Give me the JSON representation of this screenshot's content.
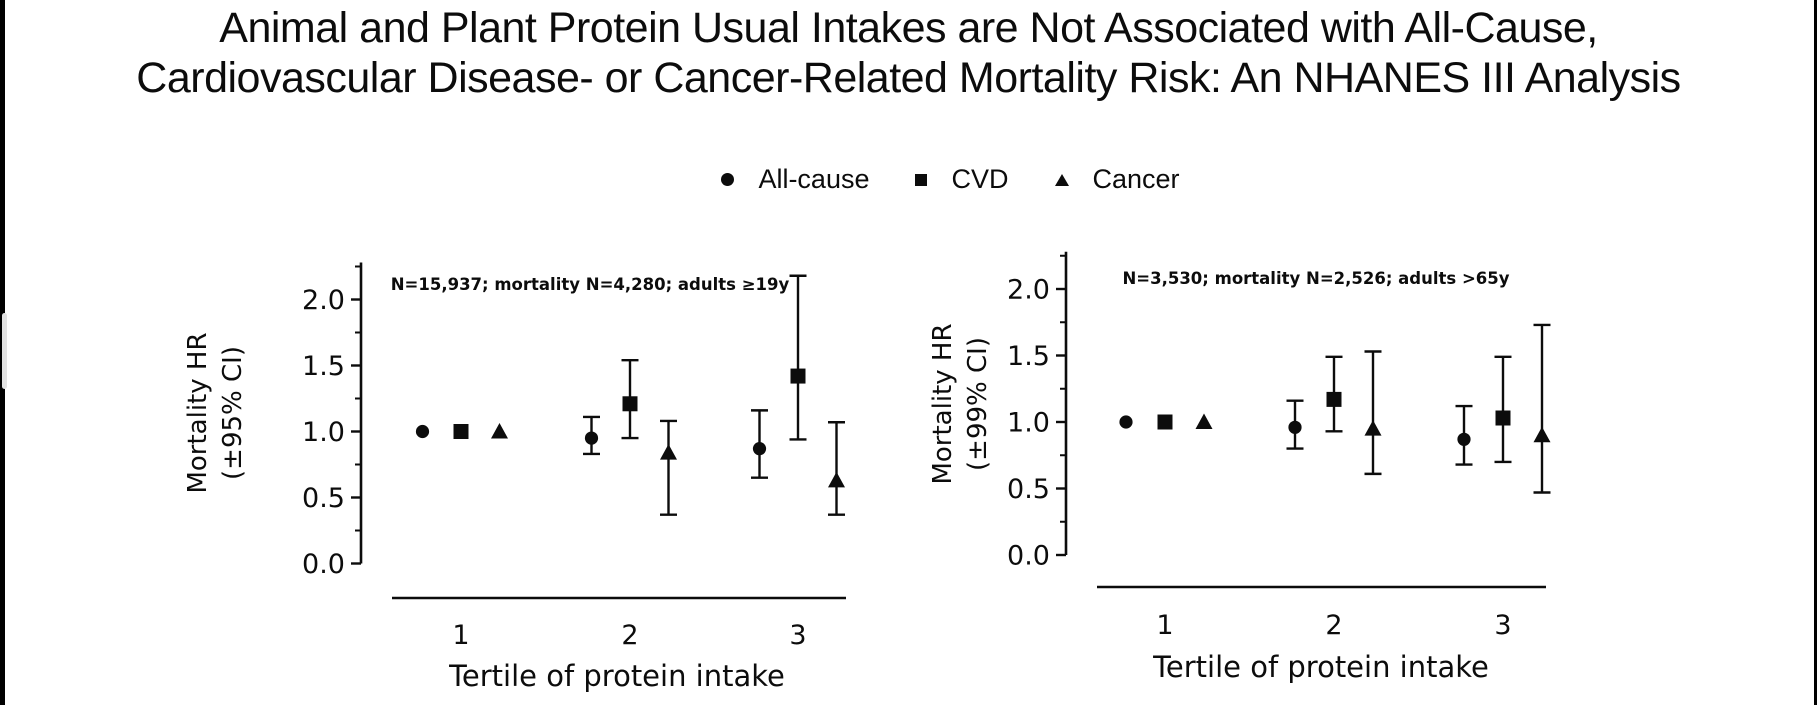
{
  "window": {
    "background": "#ffffff",
    "left_edge_bar_color": "#000000",
    "right_edge_bar_color": "#000000",
    "scrollbar_thumb_color": "#e2e2e2",
    "ink_color": "#0c0c0c"
  },
  "title": {
    "line1": "Animal and Plant Protein Usual Intakes are Not Associated with All-Cause,",
    "line2": "Cardiovascular Disease- or Cancer-Related Mortality Risk: An NHANES III Analysis"
  },
  "legend": {
    "items": [
      {
        "label": "All-cause",
        "marker": "circle"
      },
      {
        "label": "CVD",
        "marker": "square"
      },
      {
        "label": "Cancer",
        "marker": "triangle"
      }
    ]
  },
  "chart_data": [
    {
      "type": "scatter",
      "panel": "left",
      "annotation": "N=15,937; mortality N=4,280; adults ≥19y",
      "ylabel_line1": "Mortality HR",
      "ylabel_line2": "(±95% CI)",
      "xlabel": "Tertile of protein intake",
      "x_ticks": [
        "1",
        "2",
        "3"
      ],
      "y_tick_labels": [
        "0.0",
        "0.5",
        "1.0",
        "1.5",
        "2.0"
      ],
      "y_tick_values": [
        0.0,
        0.5,
        1.0,
        1.5,
        2.0
      ],
      "ylim": [
        0.0,
        2.28
      ],
      "grid": false,
      "categories": [
        1,
        2,
        3
      ],
      "series": [
        {
          "name": "All-cause",
          "marker": "circle",
          "hr": [
            1.0,
            0.95,
            0.87
          ],
          "ci_low": [
            null,
            0.83,
            0.65
          ],
          "ci_high": [
            null,
            1.11,
            1.16
          ]
        },
        {
          "name": "CVD",
          "marker": "square",
          "hr": [
            1.0,
            1.21,
            1.42
          ],
          "ci_low": [
            null,
            0.95,
            0.94
          ],
          "ci_high": [
            null,
            1.54,
            2.18
          ]
        },
        {
          "name": "Cancer",
          "marker": "triangle",
          "hr": [
            1.0,
            0.84,
            0.63
          ],
          "ci_low": [
            null,
            0.37,
            0.37
          ],
          "ci_high": [
            null,
            1.08,
            1.07
          ]
        }
      ]
    },
    {
      "type": "scatter",
      "panel": "right",
      "annotation": "N=3,530; mortality N=2,526; adults >65y",
      "ylabel_line1": "Mortality HR",
      "ylabel_line2": "(±99% CI)",
      "xlabel": "Tertile of protein intake",
      "x_ticks": [
        "1",
        "2",
        "3"
      ],
      "y_tick_labels": [
        "0.0",
        "0.5",
        "1.0",
        "1.5",
        "2.0"
      ],
      "y_tick_values": [
        0.0,
        0.5,
        1.0,
        1.5,
        2.0
      ],
      "ylim": [
        0.0,
        2.28
      ],
      "grid": false,
      "categories": [
        1,
        2,
        3
      ],
      "series": [
        {
          "name": "All-cause",
          "marker": "circle",
          "hr": [
            1.0,
            0.96,
            0.87
          ],
          "ci_low": [
            null,
            0.8,
            0.68
          ],
          "ci_high": [
            null,
            1.16,
            1.12
          ]
        },
        {
          "name": "CVD",
          "marker": "square",
          "hr": [
            1.0,
            1.17,
            1.03
          ],
          "ci_low": [
            null,
            0.93,
            0.7
          ],
          "ci_high": [
            null,
            1.49,
            1.49
          ]
        },
        {
          "name": "Cancer",
          "marker": "triangle",
          "hr": [
            1.0,
            0.95,
            0.9
          ],
          "ci_low": [
            null,
            0.61,
            0.47
          ],
          "ci_high": [
            null,
            1.53,
            1.73
          ]
        }
      ]
    }
  ]
}
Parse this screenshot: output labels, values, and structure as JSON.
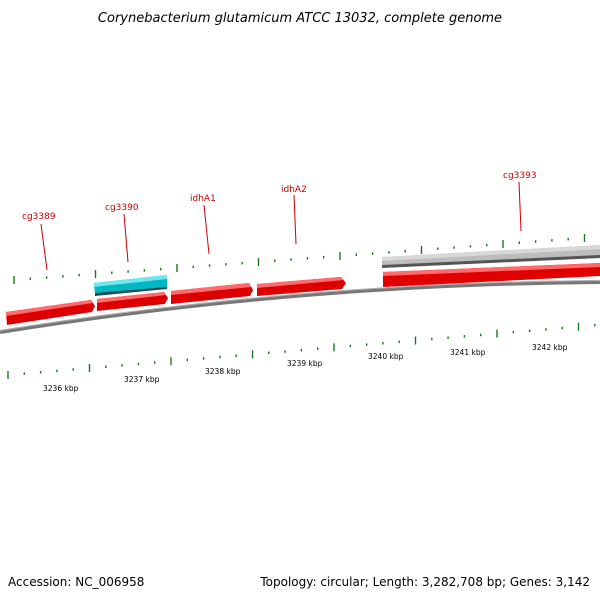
{
  "title": "Corynebacterium glutamicum ATCC 13032, complete genome",
  "footer": {
    "accession": "Accession: NC_006958",
    "summary": "Topology: circular; Length: 3,282,708 bp; Genes: 3,142"
  },
  "colors": {
    "forward_gene": "#ee0000",
    "reverse_gene": "#00c8d2",
    "backbone": "#777777",
    "reverse_region": "#bbbbbb",
    "ticks": "#1a7a1a",
    "gene_label": "#cc0000"
  },
  "genes": [
    {
      "name": "cg3389",
      "strand": "forward"
    },
    {
      "name": "cg3390",
      "strand": "reverse"
    },
    {
      "name": "idhA1",
      "strand": "forward"
    },
    {
      "name": "idhA2",
      "strand": "forward"
    },
    {
      "name": "cg3393",
      "strand": "forward"
    }
  ],
  "scale": {
    "labels": [
      "3236 kbp",
      "3237 kbp",
      "3238 kbp",
      "3239 kbp",
      "3240 kbp",
      "3241 kbp",
      "3242 kbp"
    ]
  }
}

○ ○ ○ ○ ○

EXERCISE GOAL. Put each line of the listing above into the copy exactly, dropping the pictures.

EXERCISE SOLUTION.
Give me the JSON representation of this screenshot's content.
{
  "window": {
    "background": "#ffffff",
    "left_edge_bar_color": "#000000",
    "right_edge_bar_color": "#000000",
    "scrollbar_thumb_color": "#e2e2e2",
    "ink_color": "#0c0c0c"
  },
  "title": {
    "line1": "Animal and Plant Protein Usual Intakes are Not Associated with All-Cause,",
    "line2": "Cardiovascular Disease- or Cancer-Related Mortality Risk: An NHANES III Analysis"
  },
  "legend": {
    "items": [
      {
        "label": "All-cause",
        "marker": "circle"
      },
      {
        "label": "CVD",
        "marker": "square"
      },
      {
        "label": "Cancer",
        "marker": "triangle"
      }
    ]
  },
  "chart_data": [
    {
      "type": "scatter",
      "panel": "left",
      "annotation": "N=15,937; mortality N=4,280; adults ≥19y",
      "ylabel_line1": "Mortality HR",
      "ylabel_line2": "(±95% CI)",
      "xlabel": "Tertile of protein intake",
      "x_ticks": [
        "1",
        "2",
        "3"
      ],
      "y_tick_labels": [
        "0.0",
        "0.5",
        "1.0",
        "1.5",
        "2.0"
      ],
      "y_tick_values": [
        0.0,
        0.5,
        1.0,
        1.5,
        2.0
      ],
      "ylim": [
        0.0,
        2.28
      ],
      "grid": false,
      "categories": [
        1,
        2,
        3
      ],
      "series": [
        {
          "name": "All-cause",
          "marker": "circle",
          "hr": [
            1.0,
            0.95,
            0.87
          ],
          "ci_low": [
            null,
            0.83,
            0.65
          ],
          "ci_high": [
            null,
            1.11,
            1.16
          ]
        },
        {
          "name": "CVD",
          "marker": "square",
          "hr": [
            1.0,
            1.21,
            1.42
          ],
          "ci_low": [
            null,
            0.95,
            0.94
          ],
          "ci_high": [
            null,
            1.54,
            2.18
          ]
        },
        {
          "name": "Cancer",
          "marker": "triangle",
          "hr": [
            1.0,
            0.84,
            0.63
          ],
          "ci_low": [
            null,
            0.37,
            0.37
          ],
          "ci_high": [
            null,
            1.08,
            1.07
          ]
        }
      ]
    },
    {
      "type": "scatter",
      "panel": "right",
      "annotation": "N=3,530; mortality N=2,526; adults >65y",
      "ylabel_line1": "Mortality HR",
      "ylabel_line2": "(±99% CI)",
      "xlabel": "Tertile of protein intake",
      "x_ticks": [
        "1",
        "2",
        "3"
      ],
      "y_tick_labels": [
        "0.0",
        "0.5",
        "1.0",
        "1.5",
        "2.0"
      ],
      "y_tick_values": [
        0.0,
        0.5,
        1.0,
        1.5,
        2.0
      ],
      "ylim": [
        0.0,
        2.28
      ],
      "grid": false,
      "categories": [
        1,
        2,
        3
      ],
      "series": [
        {
          "name": "All-cause",
          "marker": "circle",
          "hr": [
            1.0,
            0.96,
            0.87
          ],
          "ci_low": [
            null,
            0.8,
            0.68
          ],
          "ci_high": [
            null,
            1.16,
            1.12
          ]
        },
        {
          "name": "CVD",
          "marker": "square",
          "hr": [
            1.0,
            1.17,
            1.03
          ],
          "ci_low": [
            null,
            0.93,
            0.7
          ],
          "ci_high": [
            null,
            1.49,
            1.49
          ]
        },
        {
          "name": "Cancer",
          "marker": "triangle",
          "hr": [
            1.0,
            0.95,
            0.9
          ],
          "ci_low": [
            null,
            0.61,
            0.47
          ],
          "ci_high": [
            null,
            1.53,
            1.73
          ]
        }
      ]
    }
  ]
}
Parse this screenshot: output labels, values, and structure as JSON.
{
  "title": "Corynebacterium glutamicum ATCC 13032, complete genome",
  "footer": {
    "accession": "Accession: NC_006958",
    "summary": "Topology: circular; Length: 3,282,708 bp; Genes: 3,142"
  },
  "colors": {
    "forward_gene": "#ee0000",
    "reverse_gene": "#00c8d2",
    "backbone": "#777777",
    "reverse_region": "#bbbbbb",
    "ticks": "#1a7a1a",
    "gene_label": "#cc0000"
  },
  "genes": [
    {
      "name": "cg3389",
      "strand": "forward"
    },
    {
      "name": "cg3390",
      "strand": "reverse"
    },
    {
      "name": "idhA1",
      "strand": "forward"
    },
    {
      "name": "idhA2",
      "strand": "forward"
    },
    {
      "name": "cg3393",
      "strand": "forward"
    }
  ],
  "scale": {
    "labels": [
      "3236 kbp",
      "3237 kbp",
      "3238 kbp",
      "3239 kbp",
      "3240 kbp",
      "3241 kbp",
      "3242 kbp"
    ]
  }
}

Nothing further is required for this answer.